TASK GOAL: Select every line holding the word "Ertan" and copy it.

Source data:
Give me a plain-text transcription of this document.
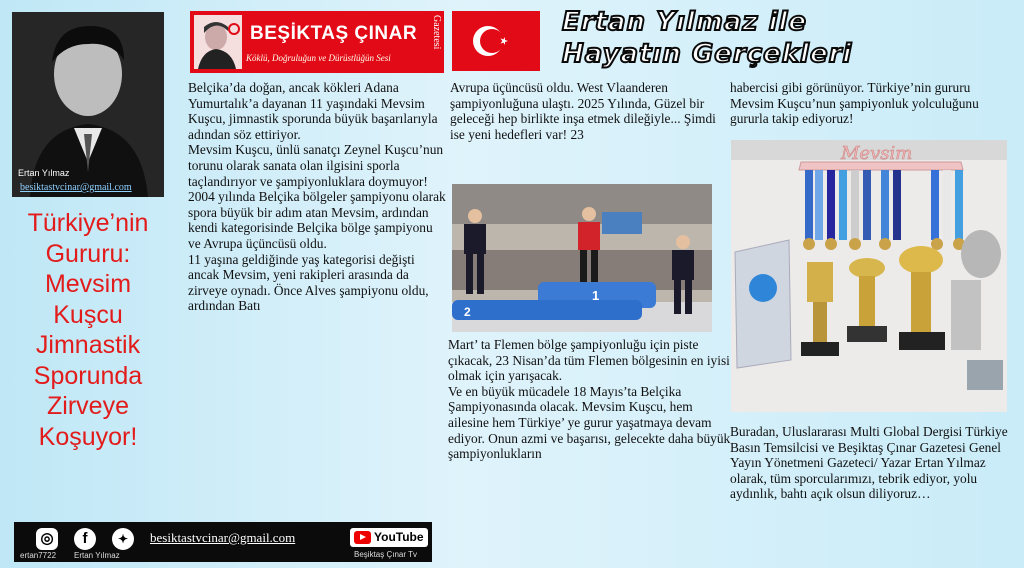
Ertan Yılmaz
besiktastvcinar@gmail.com
Türkiye’nin
Gururu:
Mevsim
Kuşcu
Jimnastik
Sporunda
Zirveye
Koşuyor!
◎	f	✦
ertan7722 Ertan Yılmaz
besiktastvcinar@gmail.com	YouTube
Beşiktaş Çınar Tv
BEŞİKTAŞ ÇINAR
Köklü, Doğruluğun ve Dürüstlüğün Sesi
Gazetesi	Ertan Yılmaz ile
Hayatın Gerçekleri

Belçika’da doğan, ancak kökleri Adana Yumurtalık’a dayanan 11 yaşındaki Mevsim Kuşcu, jimnastik sporunda büyük başarılarıyla adından söz ettiriyor.

Mevsim Kuşcu, ünlü sanatçı Zeynel Kuşcu’nun torunu olarak sanata olan ilgisini sporla taçlandırıyor ve şampiyonluklara doymuyor!

2004 yılında Belçika bölgeler şampiyonu olarak spora büyük bir adım atan Mevsim, ardından kendi kategorisinde Belçika bölge şampiyonu ve Avrupa üçüncüsü oldu.

11 yaşına geldiğinde yaş kategorisi değişti ancak Mevsim, yeni rakipleri arasında da zirveye oynadı. Önce Alves şampiyonu oldu, ardından Batı

Avrupa üçüncüsü oldu. West Vlaanderen şampiyonluğuna ulaştı. 2025 Yılında, Güzel bir geleceği hep birlikte inşa etmek dileğiyle... Şimdi ise yeni hedefleri var! 23

1
2

Mart’ ta Flemen bölge şampiyonluğu için piste çıkacak, 23 Nisan’da tüm Flemen bölgesinin en iyisi olmak için yarışacak.

Ve en büyük mücadele 18 Mayıs’ta Belçika Şampiyonasında olacak. Mevsim Kuşcu, hem ailesine hem Türkiye’ ye gurur yaşatmaya devam ediyor. Onun azmi ve başarısı, gelecekte daha büyük şampiyonlukların

habercisi gibi görünüyor. Türkiye’nin gururu Mevsim Kuşcu’nun şampiyonluk yolculuğunu gururla takip ediyoruz!

Mevsim

Buradan, Uluslararası Multi Global Dergisi Türkiye Basın Temsilcisi ve Beşiktaş Çınar Gazetesi Genel Yayın Yönetmeni Gazeteci/ Yazar Ertan Yılmaz olarak, tüm sporcularımızı, tebrik ediyor, yolu aydınlık, bahtı açık olsun diliyoruz…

RESPONSE TO THIS TASK:
Ertan Yılmaz
ertan7722 Ertan Yılmaz
Gazetesi	Ertan Yılmaz ile
Buradan, Uluslararası Multi Global Dergisi Türkiye Basın Temsilcisi ve Beşiktaş Çınar Gazetesi Genel Yayın Yönetmeni Gazeteci/ Yazar Ertan Yılmaz olarak, tüm sporcularımızı, tebrik ediyor, yolu aydınlık, bahtı açık olsun diliyoruz…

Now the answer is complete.